YOUR TASK
Exclude images, then output the remaining data verbatim.

A block of data
----

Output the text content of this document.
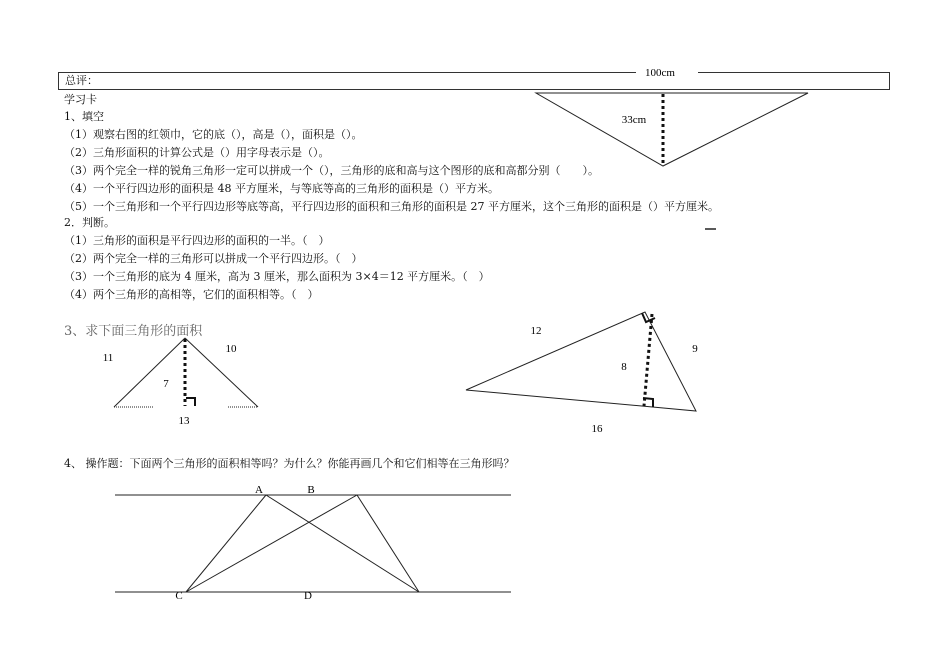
总评：
学习卡
1、填空
（1）观察右图的红领巾，它的底（），高是（），面积是（）。
（2）三角形面积的计算公式是（）用字母表示是（）。
（3）两个完全一样的锐角三角形一定可以拼成一个（），三角形的底和高与这个图形的底和高都分别（　　）。
（4）一个平行四边形的面积是 48 平方厘米，与等底等高的三角形的面积是（）平方米。
（5）一个三角形和一个平行四边形等底等高，平行四边形的面积和三角形的面积是 27 平方厘米，这个三角形的面积是（）平方厘米。
2．判断。
（1）三角形的面积是平行四边形的面积的一半。（　）
（2）两个完全一样的三角形可以拼成一个平行四边形。（　）
（3）一个三角形的底为 4 厘米，高为 3 厘米，那么面积为 3×4＝12 平方厘米。（　）
（4）两个三角形的高相等，它们的面积相等。（　）
3、求下面三角形的面积
4、 操作题：下面两个三角形的面积相等吗？为什么？你能再画几个和它们相等在三角形吗？
100cm
33cm
11
10
7
13
12
9
8
16
A	B
C	D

----

TASK OUTPUT
Output the text content of this document.
总评：
学习卡
1、填空
（1）观察右图的红领巾，它的底（），高是（），面积是（）。
（2）三角形面积的计算公式是（）用字母表示是（）。
（3）两个完全一样的锐角三角形一定可以拼成一个（），三角形的底和高与这个图形的底和高都分别（　　）。
（4）一个平行四边形的面积是 48 平方厘米，与等底等高的三角形的面积是（）平方米。
（5）一个三角形和一个平行四边形等底等高，平行四边形的面积和三角形的面积是 27 平方厘米，这个三角形的面积是（）平方厘米。
2．判断。
（1）三角形的面积是平行四边形的面积的一半。（　）
（2）两个完全一样的三角形可以拼成一个平行四边形。（　）
（3）一个三角形的底为 4 厘米，高为 3 厘米，那么面积为 3×4＝12 平方厘米。（　）
（4）两个三角形的高相等，它们的面积相等。（　）
3、求下面三角形的面积
4、 操作题：下面两个三角形的面积相等吗？为什么？你能再画几个和它们相等在三角形吗？
100cm
33cm
11
10
7
13
12
9
8
16
A	B
C	D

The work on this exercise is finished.